### What is expected
Drop every picture and give the entries back exactly.

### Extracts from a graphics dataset
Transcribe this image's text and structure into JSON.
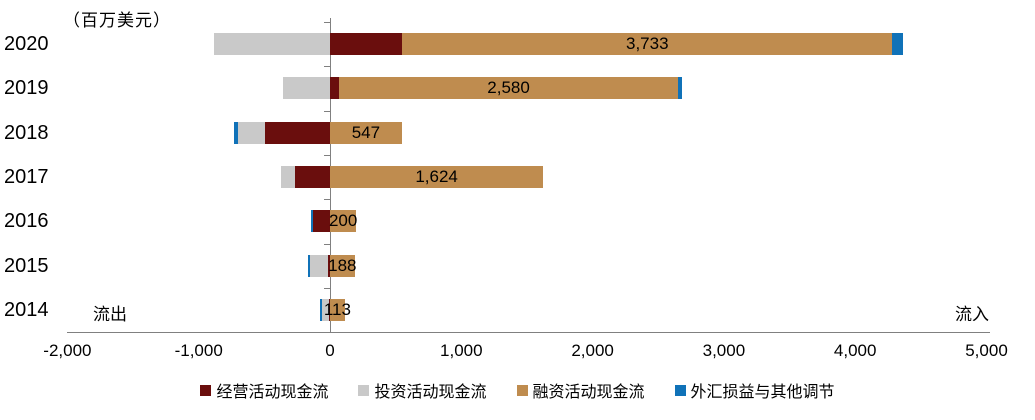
{
  "chart_data": {
    "type": "bar",
    "orientation": "horizontal-stacked",
    "unit_label": "（百万美元）",
    "outflow_label": "流出",
    "inflow_label": "流入",
    "categories": [
      "2020",
      "2019",
      "2018",
      "2017",
      "2016",
      "2015",
      "2014"
    ],
    "series": [
      {
        "name": "经营活动现金流",
        "color": "#6A0E0D",
        "values": [
          550,
          70,
          -495,
          -265,
          -130,
          -15,
          -10
        ]
      },
      {
        "name": "投资活动现金流",
        "color": "#C9C9C9",
        "values": [
          -880,
          -355,
          -205,
          -105,
          0,
          -135,
          -50
        ]
      },
      {
        "name": "融资活动现金流",
        "color": "#BF8C4F",
        "values": [
          3733,
          2580,
          547,
          1624,
          200,
          188,
          113
        ]
      },
      {
        "name": "外汇损益与其他调节",
        "color": "#1072B8",
        "values": [
          80,
          30,
          -30,
          0,
          -15,
          -15,
          -15
        ]
      }
    ],
    "bar_labels": {
      "series": "融资活动现金流",
      "values": [
        "3,733",
        "2,580",
        "547",
        "1,624",
        "200",
        "188",
        "113"
      ]
    },
    "xlim": [
      -2000,
      5000
    ],
    "x_ticks": [
      "-2,000",
      "-1,000",
      "0",
      "1,000",
      "2,000",
      "3,000",
      "4,000",
      "5,000"
    ],
    "x_tick_values": [
      -2000,
      -1000,
      0,
      1000,
      2000,
      3000,
      4000,
      5000
    ],
    "legend_position": "bottom",
    "grid": false,
    "axis_color": "#808080"
  }
}
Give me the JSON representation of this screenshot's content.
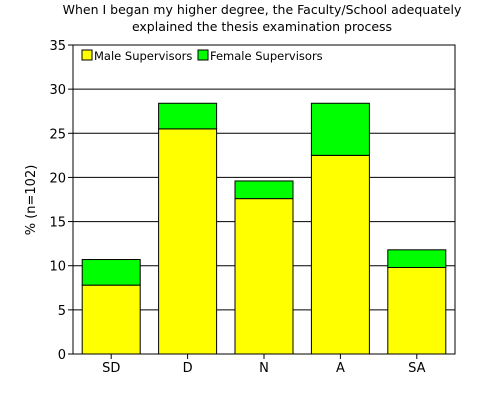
{
  "chart_data": {
    "type": "bar",
    "stacked": true,
    "title_lines": [
      "When I began my higher degree, the Faculty/School adequately",
      "explained the thesis examination process"
    ],
    "xlabel": "",
    "ylabel": "% (n=102)",
    "ylim": [
      0,
      35
    ],
    "yticks": [
      0,
      5,
      10,
      15,
      20,
      25,
      30,
      35
    ],
    "categories": [
      "SD",
      "D",
      "N",
      "A",
      "SA"
    ],
    "series": [
      {
        "name": "Male Supervisors",
        "color": "#ffff00",
        "values": [
          7.8,
          25.5,
          17.6,
          22.5,
          9.8
        ]
      },
      {
        "name": "Female Supervisors",
        "color": "#00ff00",
        "values": [
          2.9,
          2.9,
          2.0,
          5.9,
          2.0
        ]
      }
    ],
    "grid": true,
    "legend_position": "top-left"
  }
}
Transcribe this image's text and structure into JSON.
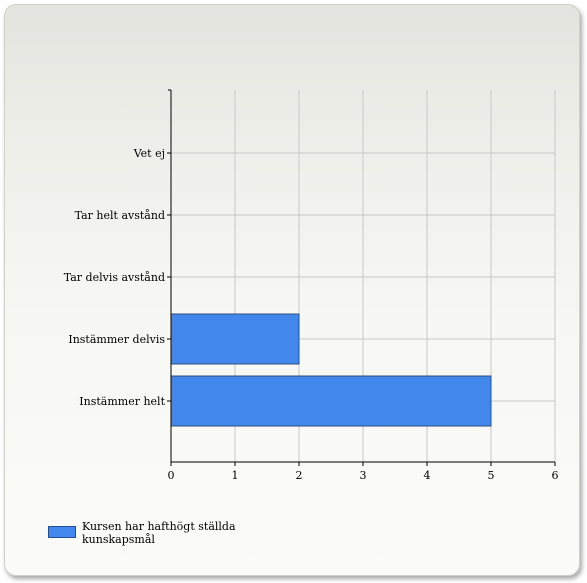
{
  "chart_data": {
    "type": "bar",
    "orientation": "horizontal",
    "categories": [
      "Vet ej",
      "Tar helt avstånd",
      "Tar delvis avstånd",
      "Instämmer delvis",
      "Instämmer helt"
    ],
    "series": [
      {
        "name": "Kursen har hafthögt ställda kunskapsmål",
        "values": [
          0,
          0,
          0,
          2,
          5
        ],
        "color": "#4287ec"
      }
    ],
    "xlim": [
      0,
      6
    ],
    "x_ticks": [
      "0",
      "1",
      "2",
      "3",
      "4",
      "5",
      "6"
    ],
    "grid": true,
    "legend": "bottom-left"
  },
  "legend": {
    "label": "Kursen har hafthögt ställda kunskapsmål"
  }
}
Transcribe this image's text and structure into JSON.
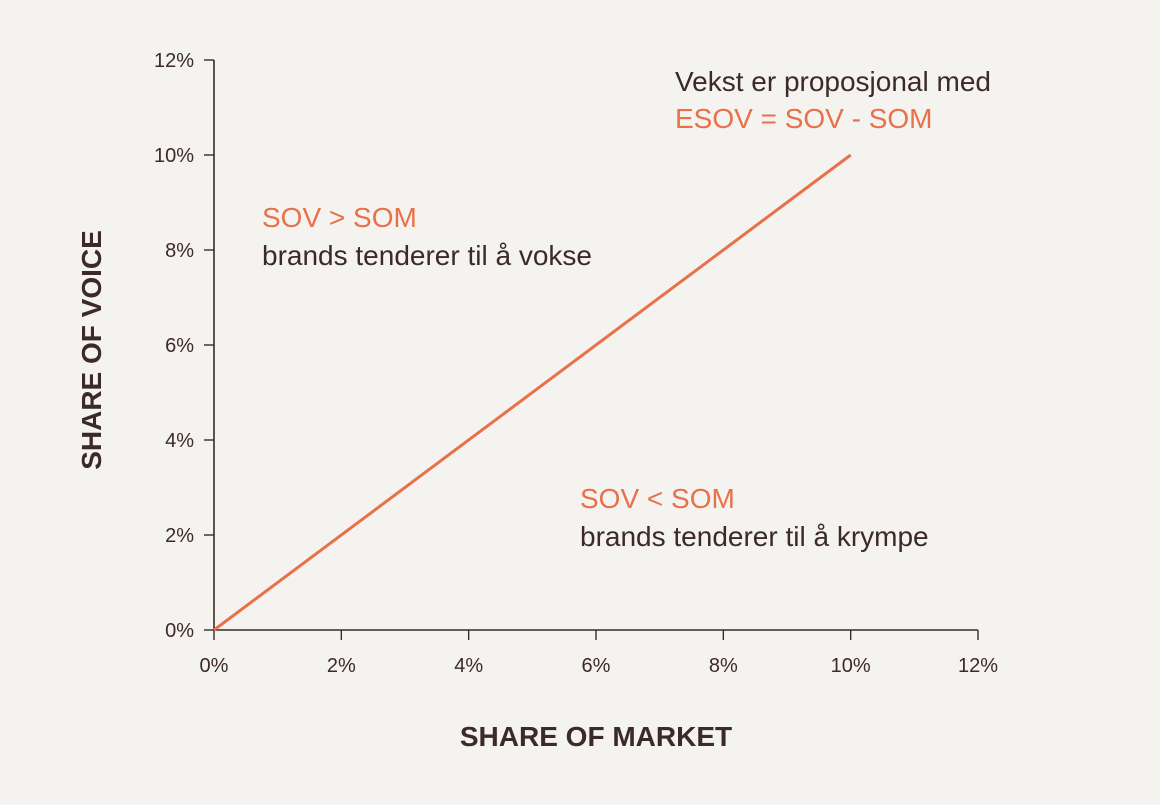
{
  "chart_data": {
    "type": "line",
    "title": "",
    "xlabel": "SHARE OF MARKET",
    "ylabel": "SHARE OF VOICE",
    "xlim": [
      0,
      12
    ],
    "ylim": [
      0,
      12
    ],
    "x_ticks": [
      "0%",
      "2%",
      "4%",
      "6%",
      "8%",
      "10%",
      "12%"
    ],
    "y_ticks": [
      "0%",
      "2%",
      "4%",
      "6%",
      "8%",
      "10%",
      "12%"
    ],
    "grid": false,
    "series": [
      {
        "x": [
          0,
          10
        ],
        "y": [
          0,
          10
        ],
        "color": "#e8714a"
      }
    ],
    "annotations": [
      {
        "id": "formula",
        "lines": [
          {
            "text": "Vekst er proposjonal med",
            "color": "#3b2a27"
          },
          {
            "text": "ESOV = SOV - SOM",
            "color": "#e8714a"
          }
        ]
      },
      {
        "id": "above",
        "lines": [
          {
            "text": "SOV > SOM",
            "color": "#e8714a"
          },
          {
            "text": "brands tenderer til å vokse",
            "color": "#3b2a27"
          }
        ]
      },
      {
        "id": "below",
        "lines": [
          {
            "text": "SOV < SOM",
            "color": "#e8714a"
          },
          {
            "text": "brands tenderer til å krympe",
            "color": "#3b2a27"
          }
        ]
      }
    ]
  }
}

### Worked answer
Transcribe this image's text and structure into JSON.
{
  "chart_data": {
    "type": "bar",
    "orientation": "horizontal-stacked",
    "unit_label": "（百万美元）",
    "outflow_label": "流出",
    "inflow_label": "流入",
    "categories": [
      "2020",
      "2019",
      "2018",
      "2017",
      "2016",
      "2015",
      "2014"
    ],
    "series": [
      {
        "name": "经营活动现金流",
        "color": "#6A0E0D",
        "values": [
          550,
          70,
          -495,
          -265,
          -130,
          -15,
          -10
        ]
      },
      {
        "name": "投资活动现金流",
        "color": "#C9C9C9",
        "values": [
          -880,
          -355,
          -205,
          -105,
          0,
          -135,
          -50
        ]
      },
      {
        "name": "融资活动现金流",
        "color": "#BF8C4F",
        "values": [
          3733,
          2580,
          547,
          1624,
          200,
          188,
          113
        ]
      },
      {
        "name": "外汇损益与其他调节",
        "color": "#1072B8",
        "values": [
          80,
          30,
          -30,
          0,
          -15,
          -15,
          -15
        ]
      }
    ],
    "bar_labels": {
      "series": "融资活动现金流",
      "values": [
        "3,733",
        "2,580",
        "547",
        "1,624",
        "200",
        "188",
        "113"
      ]
    },
    "xlim": [
      -2000,
      5000
    ],
    "x_ticks": [
      "-2,000",
      "-1,000",
      "0",
      "1,000",
      "2,000",
      "3,000",
      "4,000",
      "5,000"
    ],
    "x_tick_values": [
      -2000,
      -1000,
      0,
      1000,
      2000,
      3000,
      4000,
      5000
    ],
    "legend_position": "bottom",
    "grid": false,
    "axis_color": "#808080"
  }
}
Give me the JSON representation of this screenshot's content.
{
  "chart_data": {
    "type": "bar",
    "stacked": true,
    "title_lines": [
      "When I began my higher degree, the Faculty/School adequately",
      "explained the thesis examination process"
    ],
    "xlabel": "",
    "ylabel": "% (n=102)",
    "ylim": [
      0,
      35
    ],
    "yticks": [
      0,
      5,
      10,
      15,
      20,
      25,
      30,
      35
    ],
    "categories": [
      "SD",
      "D",
      "N",
      "A",
      "SA"
    ],
    "series": [
      {
        "name": "Male Supervisors",
        "color": "#ffff00",
        "values": [
          7.8,
          25.5,
          17.6,
          22.5,
          9.8
        ]
      },
      {
        "name": "Female Supervisors",
        "color": "#00ff00",
        "values": [
          2.9,
          2.9,
          2.0,
          5.9,
          2.0
        ]
      }
    ],
    "grid": true,
    "legend_position": "top-left"
  }
}
Transcribe this image's text and structure into JSON.
{
  "chart_data": {
    "type": "bar",
    "orientation": "horizontal",
    "categories": [
      "Vet ej",
      "Tar helt avstånd",
      "Tar delvis avstånd",
      "Instämmer delvis",
      "Instämmer helt"
    ],
    "series": [
      {
        "name": "Kursen har hafthögt ställda kunskapsmål",
        "values": [
          0,
          0,
          0,
          2,
          5
        ],
        "color": "#4287ec"
      }
    ],
    "xlim": [
      0,
      6
    ],
    "x_ticks": [
      "0",
      "1",
      "2",
      "3",
      "4",
      "5",
      "6"
    ],
    "grid": true,
    "legend": "bottom-left"
  },
  "legend": {
    "label": "Kursen har hafthögt ställda kunskapsmål"
  }
}
Transcribe this image's text and structure into JSON.
{
  "chart_data": {
    "type": "line",
    "title": "",
    "xlabel": "SHARE OF MARKET",
    "ylabel": "SHARE OF VOICE",
    "xlim": [
      0,
      12
    ],
    "ylim": [
      0,
      12
    ],
    "x_ticks": [
      "0%",
      "2%",
      "4%",
      "6%",
      "8%",
      "10%",
      "12%"
    ],
    "y_ticks": [
      "0%",
      "2%",
      "4%",
      "6%",
      "8%",
      "10%",
      "12%"
    ],
    "grid": false,
    "series": [
      {
        "x": [
          0,
          10
        ],
        "y": [
          0,
          10
        ],
        "color": "#e8714a"
      }
    ],
    "annotations": [
      {
        "id": "formula",
        "lines": [
          {
            "text": "Vekst er proposjonal med",
            "color": "#3b2a27"
          },
          {
            "text": "ESOV = SOV - SOM",
            "color": "#e8714a"
          }
        ]
      },
      {
        "id": "above",
        "lines": [
          {
            "text": "SOV > SOM",
            "color": "#e8714a"
          },
          {
            "text": "brands tenderer til å vokse",
            "color": "#3b2a27"
          }
        ]
      },
      {
        "id": "below",
        "lines": [
          {
            "text": "SOV < SOM",
            "color": "#e8714a"
          },
          {
            "text": "brands tenderer til å krympe",
            "color": "#3b2a27"
          }
        ]
      }
    ]
  }
}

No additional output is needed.